→ Task brief:
Would you transcribe the listing that follows, character for character, and omit its images?

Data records
**********

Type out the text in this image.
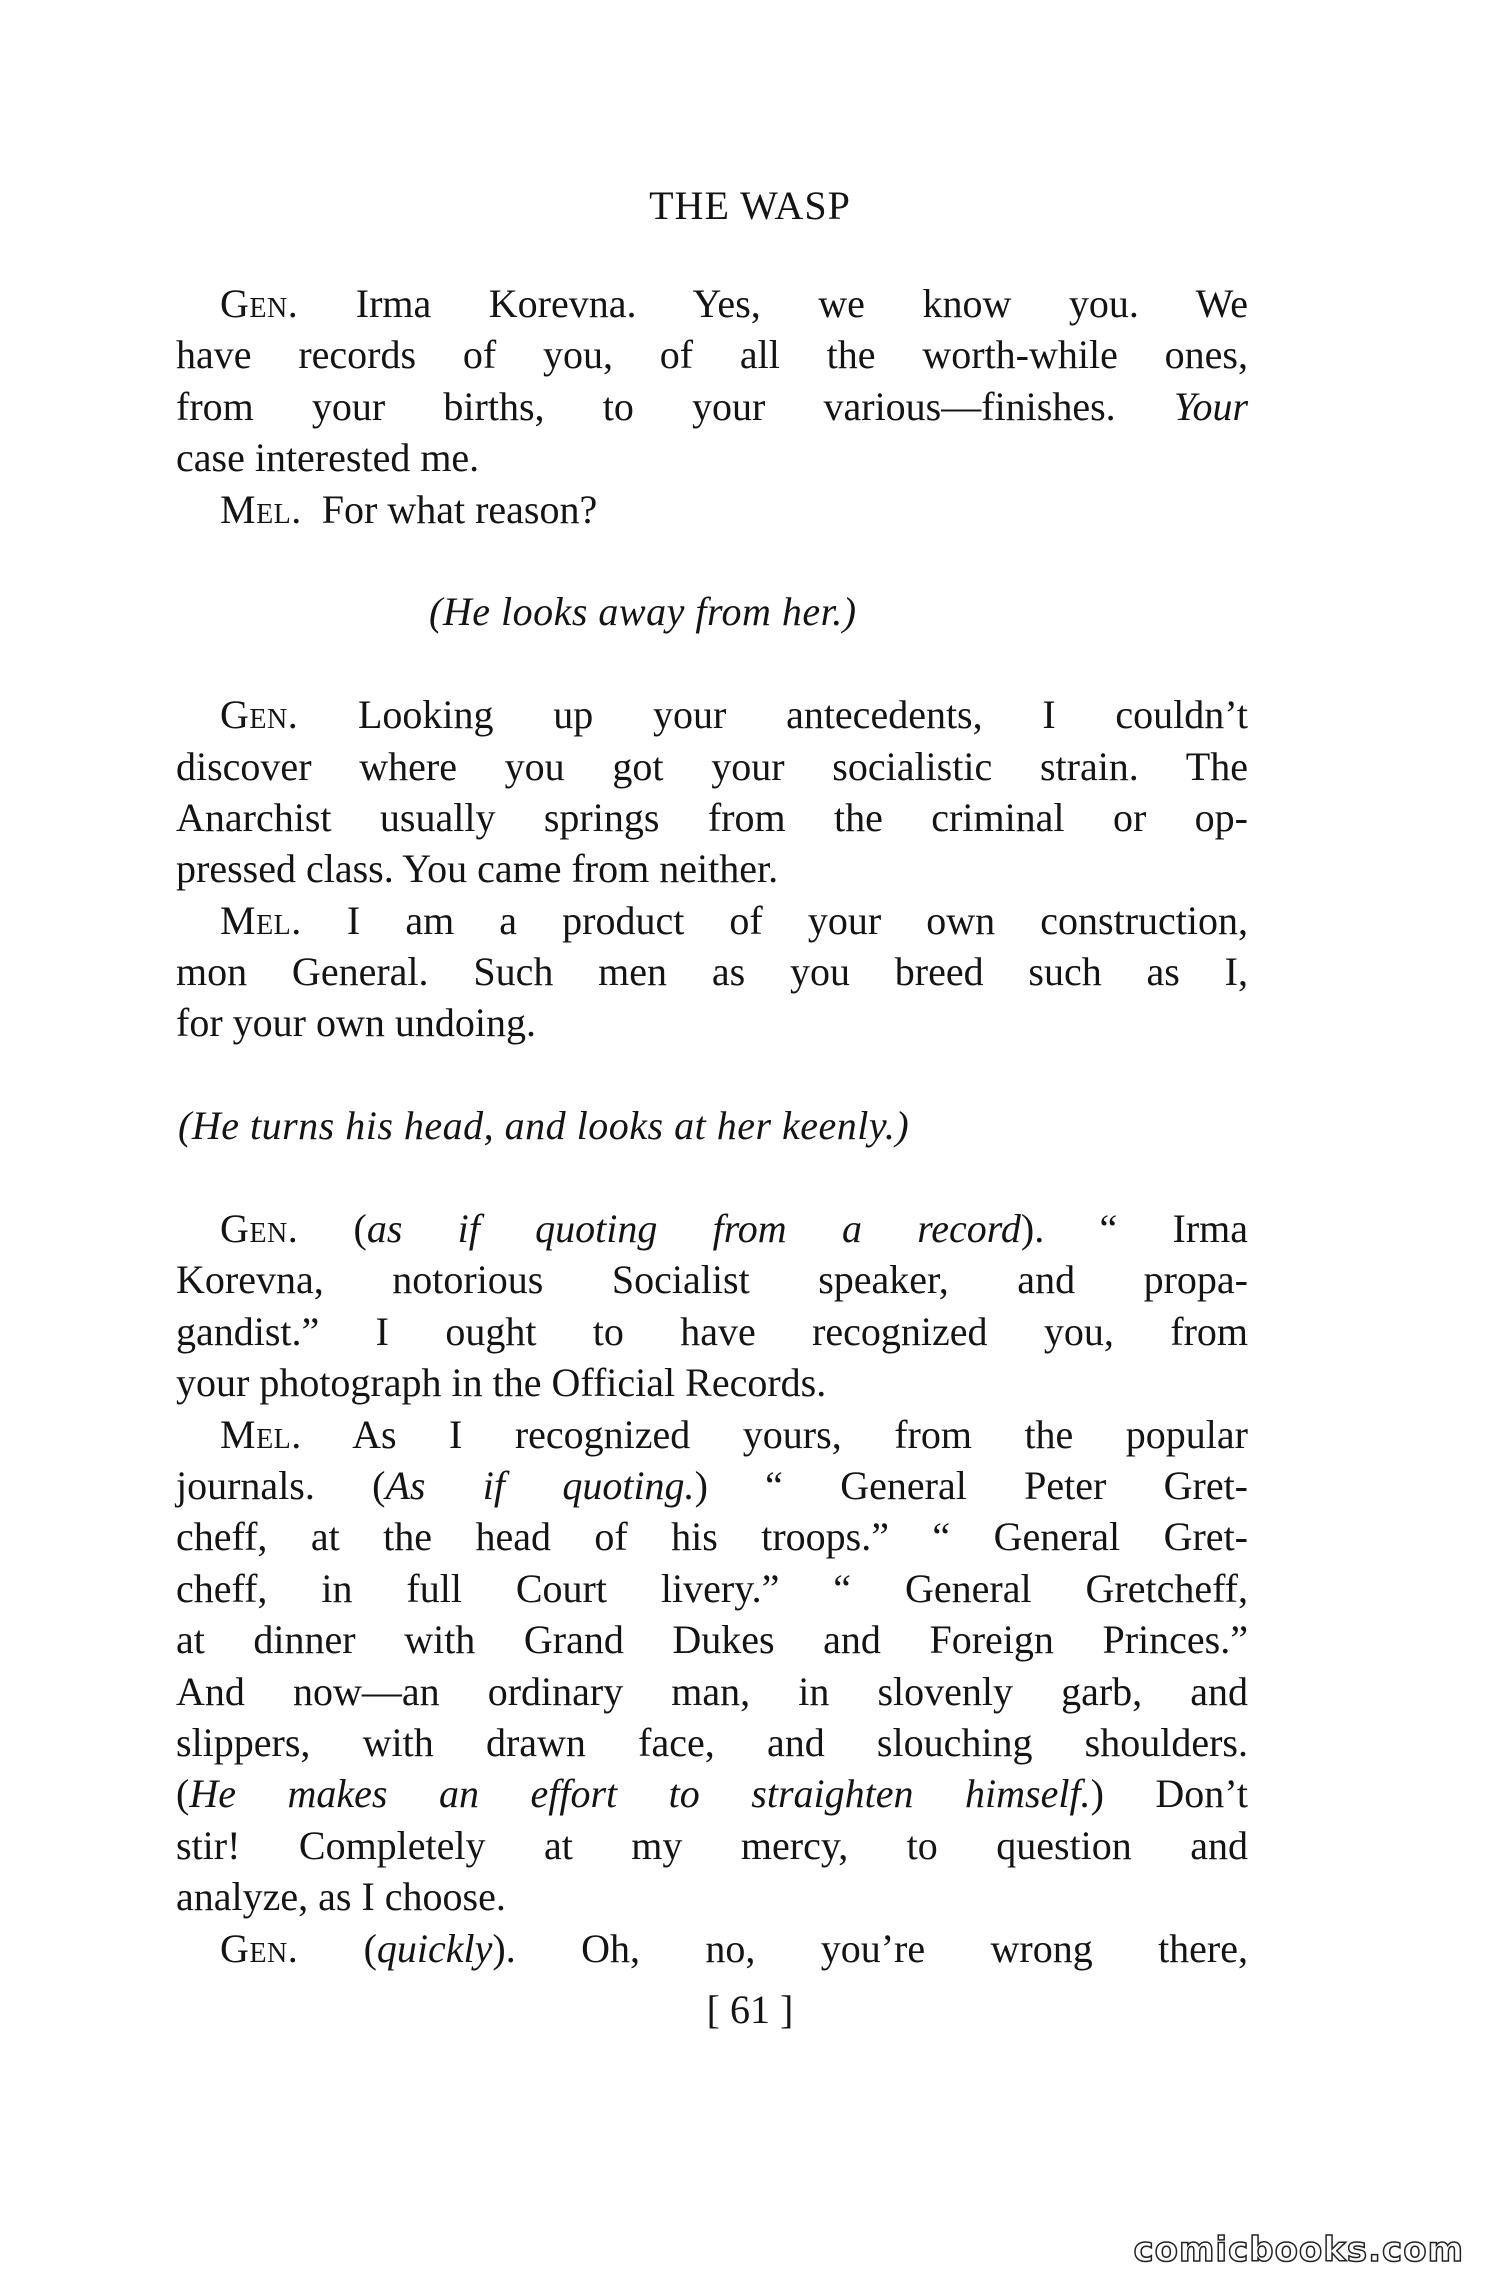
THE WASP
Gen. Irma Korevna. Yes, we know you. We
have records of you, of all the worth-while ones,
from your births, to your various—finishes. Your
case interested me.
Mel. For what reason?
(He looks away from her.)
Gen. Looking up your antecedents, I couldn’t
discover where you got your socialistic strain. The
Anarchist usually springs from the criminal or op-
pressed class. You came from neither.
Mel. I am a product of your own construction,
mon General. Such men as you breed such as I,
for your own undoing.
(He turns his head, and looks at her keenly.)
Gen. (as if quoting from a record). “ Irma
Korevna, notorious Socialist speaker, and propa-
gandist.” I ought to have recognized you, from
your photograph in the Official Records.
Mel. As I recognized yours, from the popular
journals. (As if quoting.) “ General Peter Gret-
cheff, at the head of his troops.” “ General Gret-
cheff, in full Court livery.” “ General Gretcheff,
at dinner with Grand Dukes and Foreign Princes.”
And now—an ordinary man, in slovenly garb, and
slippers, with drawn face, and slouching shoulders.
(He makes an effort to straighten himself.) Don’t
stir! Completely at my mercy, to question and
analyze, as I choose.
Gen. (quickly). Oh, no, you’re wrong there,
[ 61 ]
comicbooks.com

**********

→ Solution:
Type out the text in this image.
THE WASP
Gen. Irma Korevna. Yes, we know you. We
have records of you, of all the worth-while ones,
from your births, to your various—finishes. Your
case interested me.
Mel. For what reason?
(He looks away from her.)
Gen. Looking up your antecedents, I couldn’t
discover where you got your socialistic strain. The
Anarchist usually springs from the criminal or op-
pressed class. You came from neither.
Mel. I am a product of your own construction,
mon General. Such men as you breed such as I,
for your own undoing.
(He turns his head, and looks at her keenly.)
Gen. (as if quoting from a record). “ Irma
Korevna, notorious Socialist speaker, and propa-
gandist.” I ought to have recognized you, from
your photograph in the Official Records.
Mel. As I recognized yours, from the popular
journals. (As if quoting.) “ General Peter Gret-
cheff, at the head of his troops.” “ General Gret-
cheff, in full Court livery.” “ General Gretcheff,
at dinner with Grand Dukes and Foreign Princes.”
And now—an ordinary man, in slovenly garb, and
slippers, with drawn face, and slouching shoulders.
(He makes an effort to straighten himself.) Don’t
stir! Completely at my mercy, to question and
analyze, as I choose.
Gen. (quickly). Oh, no, you’re wrong there,
[ 61 ]
comicbooks.com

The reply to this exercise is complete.